__What you should do__
All the data should be repeated exactly. Any image in it is left out.

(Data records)
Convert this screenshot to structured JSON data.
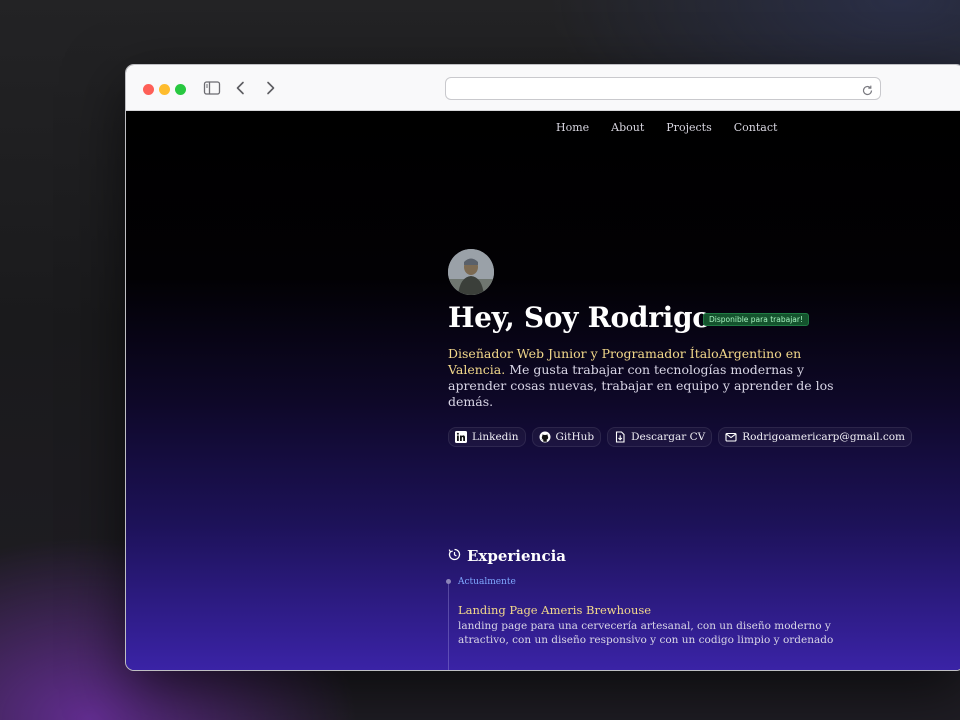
{
  "browser": {
    "controls": [
      "close",
      "minimize",
      "maximize"
    ],
    "icons": [
      "sidebar-icon",
      "back-icon",
      "forward-icon",
      "reload-icon"
    ]
  },
  "nav": {
    "items": [
      {
        "label": "Home"
      },
      {
        "label": "About"
      },
      {
        "label": "Projects"
      },
      {
        "label": "Contact"
      }
    ]
  },
  "hero": {
    "title": "Hey, Soy Rodrigo",
    "badge": "Disponible para trabajar!",
    "intro_highlight": "Diseñador Web Junior y Programador ÍtaloArgentino en Valencia.",
    "intro_rest": "Me gusta trabajar con tecnologías modernas y aprender cosas nuevas, trabajar en equipo y aprender de los demás."
  },
  "links": [
    {
      "label": "Linkedin",
      "icon": "linkedin-icon"
    },
    {
      "label": "GitHub",
      "icon": "github-icon"
    },
    {
      "label": "Descargar CV",
      "icon": "download-icon"
    },
    {
      "label": "Rodrigoamericarp@gmail.com",
      "icon": "mail-icon"
    }
  ],
  "experience": {
    "title": "Experiencia",
    "items": [
      {
        "date": "Actualmente",
        "job": "Landing Page Ameris Brewhouse",
        "description": "landing page para una cervecería artesanal, con un diseño moderno y atractivo, con un diseño responsivo y con un codigo limpio y ordenado"
      }
    ]
  },
  "colors": {
    "accent_gold": "#f3d98b",
    "badge_green": "#14532d",
    "date_blue": "#7fa8ff",
    "gradient_bottom": "#3a23a6"
  }
}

__Answer in full__
Convert this screenshot to structured JSON data.
{
  "browser": {
    "controls": [
      "close",
      "minimize",
      "maximize"
    ],
    "icons": [
      "sidebar-icon",
      "back-icon",
      "forward-icon",
      "reload-icon"
    ]
  },
  "nav": {
    "items": [
      {
        "label": "Home"
      },
      {
        "label": "About"
      },
      {
        "label": "Projects"
      },
      {
        "label": "Contact"
      }
    ]
  },
  "hero": {
    "title": "Hey, Soy Rodrigo",
    "badge": "Disponible para trabajar!",
    "intro_highlight": "Diseñador Web Junior y Programador ÍtaloArgentino en Valencia.",
    "intro_rest": "Me gusta trabajar con tecnologías modernas y aprender cosas nuevas, trabajar en equipo y aprender de los demás."
  },
  "links": [
    {
      "label": "Linkedin",
      "icon": "linkedin-icon"
    },
    {
      "label": "GitHub",
      "icon": "github-icon"
    },
    {
      "label": "Descargar CV",
      "icon": "download-icon"
    },
    {
      "label": "Rodrigoamericarp@gmail.com",
      "icon": "mail-icon"
    }
  ],
  "experience": {
    "title": "Experiencia",
    "items": [
      {
        "date": "Actualmente",
        "job": "Landing Page Ameris Brewhouse",
        "description": "landing page para una cervecería artesanal, con un diseño moderno y atractivo, con un diseño responsivo y con un codigo limpio y ordenado"
      }
    ]
  },
  "colors": {
    "accent_gold": "#f3d98b",
    "badge_green": "#14532d",
    "date_blue": "#7fa8ff",
    "gradient_bottom": "#3a23a6"
  }
}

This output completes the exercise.